# What is being asked:
Retype the whole listing below, character for character.

# Data provided:
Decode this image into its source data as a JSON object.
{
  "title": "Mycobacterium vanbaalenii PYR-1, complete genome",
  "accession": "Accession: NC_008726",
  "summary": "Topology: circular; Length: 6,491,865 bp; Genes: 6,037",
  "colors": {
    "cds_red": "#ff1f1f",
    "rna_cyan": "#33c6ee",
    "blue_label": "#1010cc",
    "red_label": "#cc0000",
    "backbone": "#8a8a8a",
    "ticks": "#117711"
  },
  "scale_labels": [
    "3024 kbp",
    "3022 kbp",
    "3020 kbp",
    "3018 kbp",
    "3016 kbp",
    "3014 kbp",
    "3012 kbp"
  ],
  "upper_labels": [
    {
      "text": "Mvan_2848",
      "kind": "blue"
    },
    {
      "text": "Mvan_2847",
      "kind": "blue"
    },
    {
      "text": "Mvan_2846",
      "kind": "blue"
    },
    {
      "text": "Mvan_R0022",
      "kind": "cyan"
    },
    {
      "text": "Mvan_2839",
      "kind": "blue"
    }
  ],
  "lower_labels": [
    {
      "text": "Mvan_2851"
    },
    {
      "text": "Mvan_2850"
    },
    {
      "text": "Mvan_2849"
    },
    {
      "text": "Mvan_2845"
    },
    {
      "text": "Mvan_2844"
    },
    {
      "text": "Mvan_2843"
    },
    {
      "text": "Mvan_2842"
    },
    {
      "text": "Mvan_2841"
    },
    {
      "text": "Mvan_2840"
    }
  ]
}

# Finished exercise:
Decode this image into its source data as a JSON object.
{
  "title": "Mycobacterium vanbaalenii PYR-1, complete genome",
  "accession": "Accession: NC_008726",
  "summary": "Topology: circular; Length: 6,491,865 bp; Genes: 6,037",
  "colors": {
    "cds_red": "#ff1f1f",
    "rna_cyan": "#33c6ee",
    "blue_label": "#1010cc",
    "red_label": "#cc0000",
    "backbone": "#8a8a8a",
    "ticks": "#117711"
  },
  "scale_labels": [
    "3024 kbp",
    "3022 kbp",
    "3020 kbp",
    "3018 kbp",
    "3016 kbp",
    "3014 kbp",
    "3012 kbp"
  ],
  "upper_labels": [
    {
      "text": "Mvan_2848",
      "kind": "blue"
    },
    {
      "text": "Mvan_2847",
      "kind": "blue"
    },
    {
      "text": "Mvan_2846",
      "kind": "blue"
    },
    {
      "text": "Mvan_R0022",
      "kind": "cyan"
    },
    {
      "text": "Mvan_2839",
      "kind": "blue"
    }
  ],
  "lower_labels": [
    {
      "text": "Mvan_2851"
    },
    {
      "text": "Mvan_2850"
    },
    {
      "text": "Mvan_2849"
    },
    {
      "text": "Mvan_2845"
    },
    {
      "text": "Mvan_2844"
    },
    {
      "text": "Mvan_2843"
    },
    {
      "text": "Mvan_2842"
    },
    {
      "text": "Mvan_2841"
    },
    {
      "text": "Mvan_2840"
    }
  ]
}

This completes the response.